(Data entries for graphics)
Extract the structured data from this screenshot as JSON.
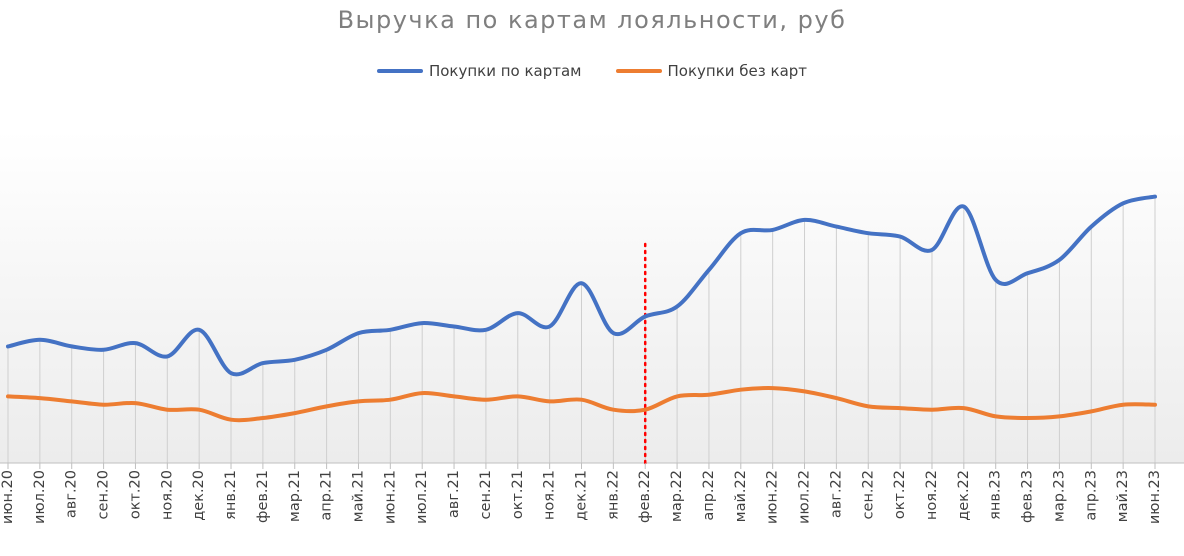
{
  "chart_data": {
    "type": "line",
    "title": "Выручка по картам лояльности, руб",
    "xlabel": "",
    "ylabel": "",
    "legend_position": "top",
    "grid": "vertical",
    "x": [
      "июн.20",
      "июл.20",
      "авг.20",
      "сен.20",
      "окт.20",
      "ноя.20",
      "дек.20",
      "янв.21",
      "фев.21",
      "мар.21",
      "апр.21",
      "май.21",
      "июн.21",
      "июл.21",
      "авг.21",
      "сен.21",
      "окт.21",
      "ноя.21",
      "дек.21",
      "янв.22",
      "фев.22",
      "мар.22",
      "апр.22",
      "май.22",
      "июн.22",
      "июл.22",
      "авг.22",
      "сен.22",
      "окт.22",
      "ноя.22",
      "дек.22",
      "янв.23",
      "фев.23",
      "мар.23",
      "апр.23",
      "май.23",
      "июн.23"
    ],
    "series": [
      {
        "name": "Покупки по картам",
        "color": "#4472c4",
        "values": [
          35,
          37,
          35,
          34,
          36,
          32,
          40,
          27,
          30,
          31,
          34,
          39,
          40,
          42,
          41,
          40,
          45,
          41,
          54,
          39,
          44,
          47,
          58,
          69,
          70,
          73,
          71,
          69,
          68,
          64,
          77,
          55,
          57,
          61,
          71,
          78,
          80
        ]
      },
      {
        "name": "Покупки без карт",
        "color": "#ed7d31",
        "values": [
          20,
          19.5,
          18.5,
          17.5,
          18,
          16,
          16,
          13,
          13.5,
          15,
          17,
          18.5,
          19,
          21,
          20,
          19,
          20,
          18.5,
          19,
          16,
          16,
          20,
          20.5,
          22,
          22.5,
          21.5,
          19.5,
          17,
          16.5,
          16,
          16.5,
          14,
          13.5,
          14,
          15.5,
          17.5,
          17.5
        ]
      }
    ],
    "ylim": [
      0,
      100
    ],
    "annotation": {
      "type": "vertical-dotted-line",
      "at": "фев.22",
      "color": "#ff0000"
    }
  }
}
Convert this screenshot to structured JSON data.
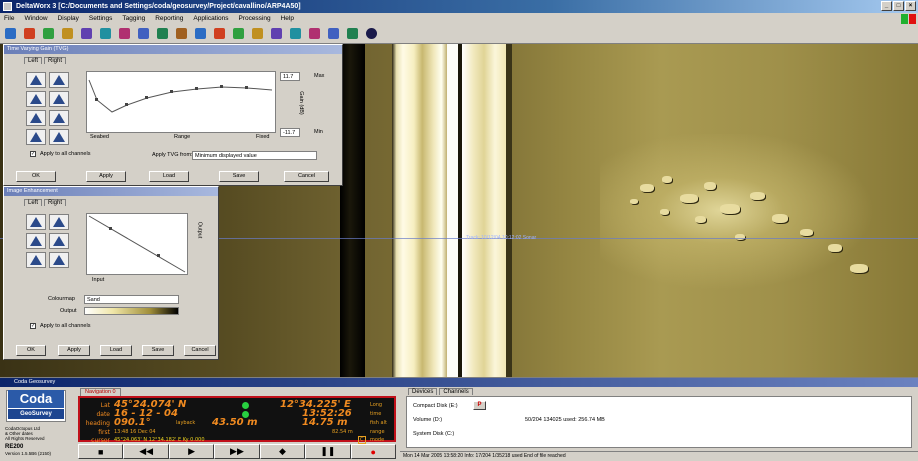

### INSTRUCTIONS TO FOLLOW
Looking at the data above, show all lines where the word "vertical" occurs.

### SOLUTION TO THIS TASK
    "grid": "vertical",
      "type": "vertical-dotted-line",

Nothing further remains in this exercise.